** start of Entries supplied **

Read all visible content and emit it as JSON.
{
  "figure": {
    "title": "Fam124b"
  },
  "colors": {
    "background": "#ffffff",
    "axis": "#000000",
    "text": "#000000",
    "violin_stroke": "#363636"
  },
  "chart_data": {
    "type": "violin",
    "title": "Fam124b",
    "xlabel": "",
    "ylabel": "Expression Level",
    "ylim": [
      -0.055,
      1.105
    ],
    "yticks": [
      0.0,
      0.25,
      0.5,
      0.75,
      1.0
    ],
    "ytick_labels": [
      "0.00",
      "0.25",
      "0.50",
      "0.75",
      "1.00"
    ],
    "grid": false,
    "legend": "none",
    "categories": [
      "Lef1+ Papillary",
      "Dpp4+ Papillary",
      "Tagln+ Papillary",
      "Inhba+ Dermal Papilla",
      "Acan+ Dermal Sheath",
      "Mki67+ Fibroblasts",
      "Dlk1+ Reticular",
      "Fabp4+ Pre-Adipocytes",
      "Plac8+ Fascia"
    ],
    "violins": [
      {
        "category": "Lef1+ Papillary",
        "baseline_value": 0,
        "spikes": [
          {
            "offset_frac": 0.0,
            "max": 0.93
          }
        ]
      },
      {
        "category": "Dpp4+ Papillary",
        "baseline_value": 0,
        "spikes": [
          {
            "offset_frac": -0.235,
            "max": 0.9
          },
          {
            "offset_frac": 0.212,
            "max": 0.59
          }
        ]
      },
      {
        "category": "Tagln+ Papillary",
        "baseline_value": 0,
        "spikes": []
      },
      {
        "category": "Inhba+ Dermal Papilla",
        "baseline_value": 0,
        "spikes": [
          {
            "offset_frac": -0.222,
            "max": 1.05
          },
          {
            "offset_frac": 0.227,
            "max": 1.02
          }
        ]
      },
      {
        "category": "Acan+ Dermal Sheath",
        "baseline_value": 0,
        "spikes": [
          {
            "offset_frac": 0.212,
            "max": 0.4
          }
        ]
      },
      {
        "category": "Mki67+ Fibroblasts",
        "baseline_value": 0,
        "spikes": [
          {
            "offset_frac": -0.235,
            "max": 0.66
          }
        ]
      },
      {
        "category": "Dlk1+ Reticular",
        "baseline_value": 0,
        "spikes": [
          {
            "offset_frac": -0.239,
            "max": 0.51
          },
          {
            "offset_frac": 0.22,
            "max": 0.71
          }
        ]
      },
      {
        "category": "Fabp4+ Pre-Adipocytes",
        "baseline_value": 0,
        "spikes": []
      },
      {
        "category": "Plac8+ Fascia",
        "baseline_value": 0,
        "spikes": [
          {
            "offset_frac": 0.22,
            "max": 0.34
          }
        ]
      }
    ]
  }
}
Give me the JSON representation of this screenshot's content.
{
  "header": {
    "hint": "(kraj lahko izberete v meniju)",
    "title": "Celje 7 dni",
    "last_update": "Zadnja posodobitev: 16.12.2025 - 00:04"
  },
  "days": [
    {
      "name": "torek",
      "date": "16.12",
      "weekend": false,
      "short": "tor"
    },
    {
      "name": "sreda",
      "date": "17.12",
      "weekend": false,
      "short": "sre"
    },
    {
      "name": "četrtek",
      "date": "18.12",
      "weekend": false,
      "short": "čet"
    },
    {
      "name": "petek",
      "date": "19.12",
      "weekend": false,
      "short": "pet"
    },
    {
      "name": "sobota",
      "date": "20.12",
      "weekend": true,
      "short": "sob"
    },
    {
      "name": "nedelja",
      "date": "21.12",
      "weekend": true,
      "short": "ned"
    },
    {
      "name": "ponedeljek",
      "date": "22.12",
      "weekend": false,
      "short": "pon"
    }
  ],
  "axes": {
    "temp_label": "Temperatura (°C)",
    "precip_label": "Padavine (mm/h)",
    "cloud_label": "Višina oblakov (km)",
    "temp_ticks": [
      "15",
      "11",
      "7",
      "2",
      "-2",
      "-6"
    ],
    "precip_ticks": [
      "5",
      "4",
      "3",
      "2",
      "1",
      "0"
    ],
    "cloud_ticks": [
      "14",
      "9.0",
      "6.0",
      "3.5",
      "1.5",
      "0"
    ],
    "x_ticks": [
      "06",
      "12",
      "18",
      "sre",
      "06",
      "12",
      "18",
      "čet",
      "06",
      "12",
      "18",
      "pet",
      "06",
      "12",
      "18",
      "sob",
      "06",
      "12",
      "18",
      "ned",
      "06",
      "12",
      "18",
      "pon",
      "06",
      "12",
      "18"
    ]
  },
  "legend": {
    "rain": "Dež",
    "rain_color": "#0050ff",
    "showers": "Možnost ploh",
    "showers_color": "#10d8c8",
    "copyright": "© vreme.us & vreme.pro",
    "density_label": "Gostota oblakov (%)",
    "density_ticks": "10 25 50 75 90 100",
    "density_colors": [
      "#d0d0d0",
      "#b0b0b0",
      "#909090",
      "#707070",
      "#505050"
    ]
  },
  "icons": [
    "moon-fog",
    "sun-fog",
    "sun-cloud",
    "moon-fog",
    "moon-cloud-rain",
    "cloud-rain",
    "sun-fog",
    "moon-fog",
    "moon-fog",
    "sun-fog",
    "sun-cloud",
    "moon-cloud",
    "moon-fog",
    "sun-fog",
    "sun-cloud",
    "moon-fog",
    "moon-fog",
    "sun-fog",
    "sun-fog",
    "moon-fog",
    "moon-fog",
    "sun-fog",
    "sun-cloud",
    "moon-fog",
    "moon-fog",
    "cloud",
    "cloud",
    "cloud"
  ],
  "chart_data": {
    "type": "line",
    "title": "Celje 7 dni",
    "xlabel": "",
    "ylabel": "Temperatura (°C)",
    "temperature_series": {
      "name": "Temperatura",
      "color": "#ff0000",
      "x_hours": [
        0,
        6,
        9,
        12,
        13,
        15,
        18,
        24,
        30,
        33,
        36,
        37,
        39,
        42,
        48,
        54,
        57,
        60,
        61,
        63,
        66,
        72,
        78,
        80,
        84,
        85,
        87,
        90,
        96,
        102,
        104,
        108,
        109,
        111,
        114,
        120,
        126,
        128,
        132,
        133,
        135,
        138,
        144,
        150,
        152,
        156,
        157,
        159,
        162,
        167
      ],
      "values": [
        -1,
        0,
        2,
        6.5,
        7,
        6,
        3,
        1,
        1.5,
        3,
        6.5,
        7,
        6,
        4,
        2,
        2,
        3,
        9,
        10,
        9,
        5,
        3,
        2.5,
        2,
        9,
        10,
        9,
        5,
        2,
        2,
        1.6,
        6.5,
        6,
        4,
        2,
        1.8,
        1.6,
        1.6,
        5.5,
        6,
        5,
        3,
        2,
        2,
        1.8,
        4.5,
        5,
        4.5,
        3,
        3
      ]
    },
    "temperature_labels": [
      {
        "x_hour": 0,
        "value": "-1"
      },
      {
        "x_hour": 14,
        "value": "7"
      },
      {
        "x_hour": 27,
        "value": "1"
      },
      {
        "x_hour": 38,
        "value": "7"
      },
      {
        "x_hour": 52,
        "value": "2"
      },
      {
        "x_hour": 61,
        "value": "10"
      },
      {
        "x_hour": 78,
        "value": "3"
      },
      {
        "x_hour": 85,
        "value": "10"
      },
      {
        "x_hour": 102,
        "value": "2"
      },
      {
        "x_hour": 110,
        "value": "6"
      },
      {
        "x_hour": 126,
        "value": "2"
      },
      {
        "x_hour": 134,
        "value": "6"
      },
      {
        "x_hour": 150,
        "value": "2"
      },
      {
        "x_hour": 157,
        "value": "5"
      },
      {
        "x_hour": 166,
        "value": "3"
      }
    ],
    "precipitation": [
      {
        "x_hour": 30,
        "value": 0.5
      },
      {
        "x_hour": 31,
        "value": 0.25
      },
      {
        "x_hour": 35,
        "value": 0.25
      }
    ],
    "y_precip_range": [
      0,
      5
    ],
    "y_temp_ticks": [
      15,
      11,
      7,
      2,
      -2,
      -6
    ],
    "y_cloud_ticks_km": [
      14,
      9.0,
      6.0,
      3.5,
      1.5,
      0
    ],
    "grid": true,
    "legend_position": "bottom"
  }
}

** end of Entries supplied **

◆ Short task: Locate the lines above that hold the word "oblakov". Show every one of them.

◆ Exercise answer:
    "cloud_label": "Višina oblakov (km)",
    "density_label": "Gostota oblakov (%)",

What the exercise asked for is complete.